**Exercise task:**
Find each line with the word "images" and state how many there are, nothing more.

## Start

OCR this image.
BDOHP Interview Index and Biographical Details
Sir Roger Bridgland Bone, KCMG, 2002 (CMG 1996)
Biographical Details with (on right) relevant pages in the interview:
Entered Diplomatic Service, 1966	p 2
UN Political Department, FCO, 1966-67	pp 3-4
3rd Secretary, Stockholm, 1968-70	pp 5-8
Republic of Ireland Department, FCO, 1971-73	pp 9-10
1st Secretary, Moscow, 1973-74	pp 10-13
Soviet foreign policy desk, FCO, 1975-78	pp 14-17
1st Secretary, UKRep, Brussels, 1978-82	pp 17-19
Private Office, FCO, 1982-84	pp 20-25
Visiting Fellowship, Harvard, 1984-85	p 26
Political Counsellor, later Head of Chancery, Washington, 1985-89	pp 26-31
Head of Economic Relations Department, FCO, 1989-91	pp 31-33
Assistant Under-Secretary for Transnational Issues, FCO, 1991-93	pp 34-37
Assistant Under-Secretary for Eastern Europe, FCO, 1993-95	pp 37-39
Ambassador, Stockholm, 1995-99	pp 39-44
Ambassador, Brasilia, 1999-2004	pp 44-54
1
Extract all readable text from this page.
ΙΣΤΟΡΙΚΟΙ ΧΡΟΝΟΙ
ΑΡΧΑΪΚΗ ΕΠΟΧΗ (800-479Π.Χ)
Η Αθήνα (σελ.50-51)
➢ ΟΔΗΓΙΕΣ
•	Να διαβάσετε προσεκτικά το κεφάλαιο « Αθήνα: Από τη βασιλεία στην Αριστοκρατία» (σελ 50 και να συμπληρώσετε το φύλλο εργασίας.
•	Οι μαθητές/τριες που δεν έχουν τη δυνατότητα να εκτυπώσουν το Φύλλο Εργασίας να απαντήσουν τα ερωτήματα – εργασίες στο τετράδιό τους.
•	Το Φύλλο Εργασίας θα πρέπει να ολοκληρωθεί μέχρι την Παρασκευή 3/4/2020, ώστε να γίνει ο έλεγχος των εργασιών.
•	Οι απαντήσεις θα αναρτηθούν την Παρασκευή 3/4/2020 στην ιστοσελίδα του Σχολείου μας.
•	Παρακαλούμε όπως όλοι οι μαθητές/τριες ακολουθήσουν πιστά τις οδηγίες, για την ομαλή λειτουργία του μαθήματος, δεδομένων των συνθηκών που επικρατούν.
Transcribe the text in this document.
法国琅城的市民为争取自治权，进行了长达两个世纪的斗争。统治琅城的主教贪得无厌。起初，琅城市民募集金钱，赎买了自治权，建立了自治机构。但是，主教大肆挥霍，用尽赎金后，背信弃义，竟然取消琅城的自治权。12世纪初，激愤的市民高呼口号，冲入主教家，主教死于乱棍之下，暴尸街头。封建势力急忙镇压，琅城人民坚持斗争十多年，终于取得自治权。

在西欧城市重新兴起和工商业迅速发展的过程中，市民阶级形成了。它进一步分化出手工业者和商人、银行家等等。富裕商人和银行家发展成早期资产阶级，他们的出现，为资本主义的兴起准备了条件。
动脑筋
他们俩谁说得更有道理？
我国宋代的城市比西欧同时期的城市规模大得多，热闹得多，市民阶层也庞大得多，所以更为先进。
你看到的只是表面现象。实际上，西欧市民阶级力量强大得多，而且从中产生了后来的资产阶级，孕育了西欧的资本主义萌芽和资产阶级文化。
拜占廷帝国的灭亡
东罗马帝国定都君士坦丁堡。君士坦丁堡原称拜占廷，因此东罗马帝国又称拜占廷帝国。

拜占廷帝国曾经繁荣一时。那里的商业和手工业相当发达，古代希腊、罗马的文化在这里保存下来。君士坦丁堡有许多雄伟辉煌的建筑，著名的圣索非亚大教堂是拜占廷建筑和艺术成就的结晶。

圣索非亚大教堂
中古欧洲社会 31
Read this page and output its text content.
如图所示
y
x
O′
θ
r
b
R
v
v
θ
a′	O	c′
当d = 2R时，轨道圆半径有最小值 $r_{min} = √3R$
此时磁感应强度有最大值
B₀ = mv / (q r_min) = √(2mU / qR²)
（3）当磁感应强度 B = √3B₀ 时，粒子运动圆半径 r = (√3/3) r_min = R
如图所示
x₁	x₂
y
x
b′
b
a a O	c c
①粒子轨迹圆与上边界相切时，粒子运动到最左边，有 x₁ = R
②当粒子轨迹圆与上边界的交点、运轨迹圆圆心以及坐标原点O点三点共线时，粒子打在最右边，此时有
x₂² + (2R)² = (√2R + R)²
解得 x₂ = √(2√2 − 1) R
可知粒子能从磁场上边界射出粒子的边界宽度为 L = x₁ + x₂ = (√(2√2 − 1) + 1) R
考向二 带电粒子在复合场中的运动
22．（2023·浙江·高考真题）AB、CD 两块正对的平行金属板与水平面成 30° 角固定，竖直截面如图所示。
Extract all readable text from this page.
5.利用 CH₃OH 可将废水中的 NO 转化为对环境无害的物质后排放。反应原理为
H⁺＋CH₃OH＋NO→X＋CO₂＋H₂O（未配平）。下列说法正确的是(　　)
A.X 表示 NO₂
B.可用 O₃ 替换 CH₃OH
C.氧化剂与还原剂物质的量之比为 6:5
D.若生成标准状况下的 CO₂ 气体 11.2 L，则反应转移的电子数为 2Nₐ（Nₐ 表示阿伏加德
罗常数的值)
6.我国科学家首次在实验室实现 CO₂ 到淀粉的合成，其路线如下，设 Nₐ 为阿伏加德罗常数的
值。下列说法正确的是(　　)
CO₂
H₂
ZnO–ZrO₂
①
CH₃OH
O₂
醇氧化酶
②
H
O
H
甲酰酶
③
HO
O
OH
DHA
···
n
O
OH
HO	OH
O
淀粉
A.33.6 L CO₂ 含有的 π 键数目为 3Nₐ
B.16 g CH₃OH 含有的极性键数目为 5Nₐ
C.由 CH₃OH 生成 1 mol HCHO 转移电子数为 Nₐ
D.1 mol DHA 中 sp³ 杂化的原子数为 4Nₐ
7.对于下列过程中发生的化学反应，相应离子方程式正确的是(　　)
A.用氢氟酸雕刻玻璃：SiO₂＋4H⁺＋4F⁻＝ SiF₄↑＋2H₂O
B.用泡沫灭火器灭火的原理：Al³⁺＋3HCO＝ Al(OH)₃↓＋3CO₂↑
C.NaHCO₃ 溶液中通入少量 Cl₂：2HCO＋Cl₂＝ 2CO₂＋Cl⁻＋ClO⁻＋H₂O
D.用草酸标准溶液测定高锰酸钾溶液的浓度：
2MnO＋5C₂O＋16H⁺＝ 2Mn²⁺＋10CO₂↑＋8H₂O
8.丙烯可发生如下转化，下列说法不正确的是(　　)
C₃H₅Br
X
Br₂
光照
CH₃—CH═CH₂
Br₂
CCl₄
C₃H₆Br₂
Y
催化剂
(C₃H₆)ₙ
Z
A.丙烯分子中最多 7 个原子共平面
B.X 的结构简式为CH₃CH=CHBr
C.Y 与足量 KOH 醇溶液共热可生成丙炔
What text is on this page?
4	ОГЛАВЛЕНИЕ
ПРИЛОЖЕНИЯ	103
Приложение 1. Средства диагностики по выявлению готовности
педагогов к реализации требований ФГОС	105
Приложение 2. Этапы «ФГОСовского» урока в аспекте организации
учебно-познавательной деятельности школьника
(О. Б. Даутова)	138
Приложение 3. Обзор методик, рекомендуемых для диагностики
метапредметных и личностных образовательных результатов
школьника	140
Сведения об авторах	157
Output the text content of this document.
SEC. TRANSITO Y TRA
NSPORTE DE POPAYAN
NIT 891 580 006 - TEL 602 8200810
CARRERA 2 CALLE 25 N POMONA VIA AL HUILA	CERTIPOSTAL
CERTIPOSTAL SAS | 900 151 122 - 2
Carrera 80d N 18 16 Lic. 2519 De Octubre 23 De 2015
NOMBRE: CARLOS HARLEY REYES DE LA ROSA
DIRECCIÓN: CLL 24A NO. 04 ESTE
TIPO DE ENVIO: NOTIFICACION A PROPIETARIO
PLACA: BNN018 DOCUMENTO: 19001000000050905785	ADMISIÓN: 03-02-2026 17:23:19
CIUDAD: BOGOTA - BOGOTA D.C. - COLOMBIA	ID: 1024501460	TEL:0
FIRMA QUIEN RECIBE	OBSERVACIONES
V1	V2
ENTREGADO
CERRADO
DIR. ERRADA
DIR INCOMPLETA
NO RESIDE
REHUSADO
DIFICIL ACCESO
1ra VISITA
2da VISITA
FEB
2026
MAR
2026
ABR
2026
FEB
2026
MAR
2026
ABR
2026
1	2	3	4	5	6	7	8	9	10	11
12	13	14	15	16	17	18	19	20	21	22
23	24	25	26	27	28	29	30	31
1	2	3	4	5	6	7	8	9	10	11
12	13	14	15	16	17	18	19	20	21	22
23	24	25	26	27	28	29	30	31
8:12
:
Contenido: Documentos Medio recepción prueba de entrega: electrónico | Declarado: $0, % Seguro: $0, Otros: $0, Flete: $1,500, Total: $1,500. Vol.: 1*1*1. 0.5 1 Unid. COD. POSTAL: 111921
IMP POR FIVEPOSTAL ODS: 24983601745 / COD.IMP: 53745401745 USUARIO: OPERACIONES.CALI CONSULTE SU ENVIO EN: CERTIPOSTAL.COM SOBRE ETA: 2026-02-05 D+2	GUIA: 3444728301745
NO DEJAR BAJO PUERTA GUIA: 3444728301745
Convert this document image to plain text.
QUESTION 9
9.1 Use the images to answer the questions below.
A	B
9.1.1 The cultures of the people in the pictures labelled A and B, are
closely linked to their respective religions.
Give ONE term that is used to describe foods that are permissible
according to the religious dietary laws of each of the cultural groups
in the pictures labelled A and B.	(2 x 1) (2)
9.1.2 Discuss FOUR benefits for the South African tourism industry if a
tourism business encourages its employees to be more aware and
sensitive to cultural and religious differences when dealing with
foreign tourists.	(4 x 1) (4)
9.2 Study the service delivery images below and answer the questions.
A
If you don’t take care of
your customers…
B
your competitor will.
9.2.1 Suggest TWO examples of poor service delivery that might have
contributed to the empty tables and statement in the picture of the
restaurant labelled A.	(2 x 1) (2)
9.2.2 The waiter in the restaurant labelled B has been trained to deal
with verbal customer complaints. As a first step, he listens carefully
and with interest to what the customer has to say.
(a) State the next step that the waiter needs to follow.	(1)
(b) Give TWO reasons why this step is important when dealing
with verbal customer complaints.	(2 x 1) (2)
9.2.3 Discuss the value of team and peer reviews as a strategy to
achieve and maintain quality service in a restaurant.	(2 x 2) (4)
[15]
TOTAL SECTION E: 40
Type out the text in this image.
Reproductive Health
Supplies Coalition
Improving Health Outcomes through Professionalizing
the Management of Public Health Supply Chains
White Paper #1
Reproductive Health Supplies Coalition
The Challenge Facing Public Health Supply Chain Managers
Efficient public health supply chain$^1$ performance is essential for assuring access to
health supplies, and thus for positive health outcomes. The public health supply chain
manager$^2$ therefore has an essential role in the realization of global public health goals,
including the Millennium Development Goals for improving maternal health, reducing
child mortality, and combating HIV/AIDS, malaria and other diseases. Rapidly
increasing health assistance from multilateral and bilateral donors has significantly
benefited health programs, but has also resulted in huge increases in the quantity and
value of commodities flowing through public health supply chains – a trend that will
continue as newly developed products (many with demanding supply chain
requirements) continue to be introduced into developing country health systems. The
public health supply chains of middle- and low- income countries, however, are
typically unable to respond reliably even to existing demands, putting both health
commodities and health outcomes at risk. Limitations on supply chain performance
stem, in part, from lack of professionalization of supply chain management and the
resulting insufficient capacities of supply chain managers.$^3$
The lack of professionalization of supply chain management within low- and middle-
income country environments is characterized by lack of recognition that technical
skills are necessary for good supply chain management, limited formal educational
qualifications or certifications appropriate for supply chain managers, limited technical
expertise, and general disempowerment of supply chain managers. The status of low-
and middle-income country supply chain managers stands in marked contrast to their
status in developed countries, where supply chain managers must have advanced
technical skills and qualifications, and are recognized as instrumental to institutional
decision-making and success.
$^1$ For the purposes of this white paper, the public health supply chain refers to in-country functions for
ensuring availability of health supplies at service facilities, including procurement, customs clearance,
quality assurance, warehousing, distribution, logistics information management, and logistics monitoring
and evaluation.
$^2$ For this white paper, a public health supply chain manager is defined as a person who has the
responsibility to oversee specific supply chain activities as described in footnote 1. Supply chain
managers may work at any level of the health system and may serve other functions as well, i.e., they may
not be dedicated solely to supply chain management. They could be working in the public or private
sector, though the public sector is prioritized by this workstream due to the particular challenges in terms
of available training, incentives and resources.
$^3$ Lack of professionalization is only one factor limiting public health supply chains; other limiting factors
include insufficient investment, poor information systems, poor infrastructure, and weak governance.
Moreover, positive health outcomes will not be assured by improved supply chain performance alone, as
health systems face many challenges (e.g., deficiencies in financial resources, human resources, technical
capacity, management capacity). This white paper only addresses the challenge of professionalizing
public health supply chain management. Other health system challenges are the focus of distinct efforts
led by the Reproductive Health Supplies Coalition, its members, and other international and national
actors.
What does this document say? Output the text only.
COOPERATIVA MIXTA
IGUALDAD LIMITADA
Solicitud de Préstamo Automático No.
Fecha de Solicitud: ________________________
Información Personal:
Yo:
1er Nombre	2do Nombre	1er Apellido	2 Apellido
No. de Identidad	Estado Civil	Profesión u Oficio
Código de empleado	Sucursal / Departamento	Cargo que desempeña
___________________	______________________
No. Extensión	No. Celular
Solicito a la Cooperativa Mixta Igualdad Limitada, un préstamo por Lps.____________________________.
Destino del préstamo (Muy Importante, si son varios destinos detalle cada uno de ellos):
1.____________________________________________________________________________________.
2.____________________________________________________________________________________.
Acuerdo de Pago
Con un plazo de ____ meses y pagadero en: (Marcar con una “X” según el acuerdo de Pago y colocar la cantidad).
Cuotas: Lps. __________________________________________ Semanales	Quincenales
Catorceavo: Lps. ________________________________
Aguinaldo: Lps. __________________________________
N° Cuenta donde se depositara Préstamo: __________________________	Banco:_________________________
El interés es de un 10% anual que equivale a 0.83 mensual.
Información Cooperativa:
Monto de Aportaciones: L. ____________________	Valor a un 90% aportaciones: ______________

## End

**Exercise answer:**
2